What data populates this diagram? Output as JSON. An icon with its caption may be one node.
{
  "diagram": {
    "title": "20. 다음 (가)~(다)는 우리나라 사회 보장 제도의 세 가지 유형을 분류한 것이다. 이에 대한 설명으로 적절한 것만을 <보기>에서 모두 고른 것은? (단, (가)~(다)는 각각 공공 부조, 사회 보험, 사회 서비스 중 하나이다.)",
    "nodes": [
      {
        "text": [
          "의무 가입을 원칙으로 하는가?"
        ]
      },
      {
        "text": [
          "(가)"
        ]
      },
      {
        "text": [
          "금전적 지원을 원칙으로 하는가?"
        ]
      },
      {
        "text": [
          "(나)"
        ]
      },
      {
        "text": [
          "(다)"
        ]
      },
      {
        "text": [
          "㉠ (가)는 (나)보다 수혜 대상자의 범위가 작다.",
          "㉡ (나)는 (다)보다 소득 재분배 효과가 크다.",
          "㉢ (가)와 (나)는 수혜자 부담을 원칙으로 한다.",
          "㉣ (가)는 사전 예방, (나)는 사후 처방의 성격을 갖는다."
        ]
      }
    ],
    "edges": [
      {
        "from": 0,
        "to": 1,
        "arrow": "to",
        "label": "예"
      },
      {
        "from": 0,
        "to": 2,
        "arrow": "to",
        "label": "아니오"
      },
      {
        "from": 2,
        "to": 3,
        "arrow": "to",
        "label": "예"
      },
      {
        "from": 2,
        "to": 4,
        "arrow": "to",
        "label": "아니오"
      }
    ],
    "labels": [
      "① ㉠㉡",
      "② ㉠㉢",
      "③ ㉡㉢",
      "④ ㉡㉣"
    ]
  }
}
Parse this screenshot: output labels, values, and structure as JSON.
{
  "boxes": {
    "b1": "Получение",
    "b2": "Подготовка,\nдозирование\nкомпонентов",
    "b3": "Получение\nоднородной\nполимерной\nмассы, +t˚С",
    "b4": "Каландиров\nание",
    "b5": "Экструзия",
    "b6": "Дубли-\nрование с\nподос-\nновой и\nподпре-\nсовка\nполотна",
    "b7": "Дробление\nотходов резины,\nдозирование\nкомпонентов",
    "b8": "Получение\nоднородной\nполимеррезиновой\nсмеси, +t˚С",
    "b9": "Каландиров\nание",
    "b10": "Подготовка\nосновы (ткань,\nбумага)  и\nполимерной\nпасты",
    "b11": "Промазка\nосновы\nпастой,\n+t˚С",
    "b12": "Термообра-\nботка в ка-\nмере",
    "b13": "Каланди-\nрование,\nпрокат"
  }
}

* Goal
Extract each entry in full and write it down exactly.

* Task answer
What data populates this diagram? Output as JSON. An icon with its caption may be one node.
{
  "diagram": {
    "title": "20. 다음 (가)~(다)는 우리나라 사회 보장 제도의 세 가지 유형을 분류한 것이다. 이에 대한 설명으로 적절한 것만을 <보기>에서 모두 고른 것은? (단, (가)~(다)는 각각 공공 부조, 사회 보험, 사회 서비스 중 하나이다.)",
    "nodes": [
      {
        "text": [
          "의무 가입을 원칙으로 하는가?"
        ]
      },
      {
        "text": [
          "(가)"
        ]
      },
      {
        "text": [
          "금전적 지원을 원칙으로 하는가?"
        ]
      },
      {
        "text": [
          "(나)"
        ]
      },
      {
        "text": [
          "(다)"
        ]
      },
      {
        "text": [
          "㉠ (가)는 (나)보다 수혜 대상자의 범위가 작다.",
          "㉡ (나)는 (다)보다 소득 재분배 효과가 크다.",
          "㉢ (가)와 (나)는 수혜자 부담을 원칙으로 한다.",
          "㉣ (가)는 사전 예방, (나)는 사후 처방의 성격을 갖는다."
        ]
      }
    ],
    "edges": [
      {
        "from": 0,
        "to": 1,
        "arrow": "to",
        "label": "예"
      },
      {
        "from": 0,
        "to": 2,
        "arrow": "to",
        "label": "아니오"
      },
      {
        "from": 2,
        "to": 3,
        "arrow": "to",
        "label": "예"
      },
      {
        "from": 2,
        "to": 4,
        "arrow": "to",
        "label": "아니오"
      }
    ],
    "labels": [
      "① ㉠㉡",
      "② ㉠㉢",
      "③ ㉡㉢",
      "④ ㉡㉣"
    ]
  }
}
Parse this screenshot: output labels, values, and structure as JSON.
{
  "boxes": {
    "b1": "Получение",
    "b2": "Подготовка,\nдозирование\nкомпонентов",
    "b3": "Получение\nоднородной\nполимерной\nмассы, +t˚С",
    "b4": "Каландиров\nание",
    "b5": "Экструзия",
    "b6": "Дубли-\nрование с\nподос-\nновой и\nподпре-\nсовка\nполотна",
    "b7": "Дробление\nотходов резины,\nдозирование\nкомпонентов",
    "b8": "Получение\nоднородной\nполимеррезиновой\nсмеси, +t˚С",
    "b9": "Каландиров\nание",
    "b10": "Подготовка\nосновы (ткань,\nбумага)  и\nполимерной\nпасты",
    "b11": "Промазка\nосновы\nпастой,\n+t˚С",
    "b12": "Термообра-\nботка в ка-\nмере",
    "b13": "Каланди-\nрование,\nпрокат"
  }
}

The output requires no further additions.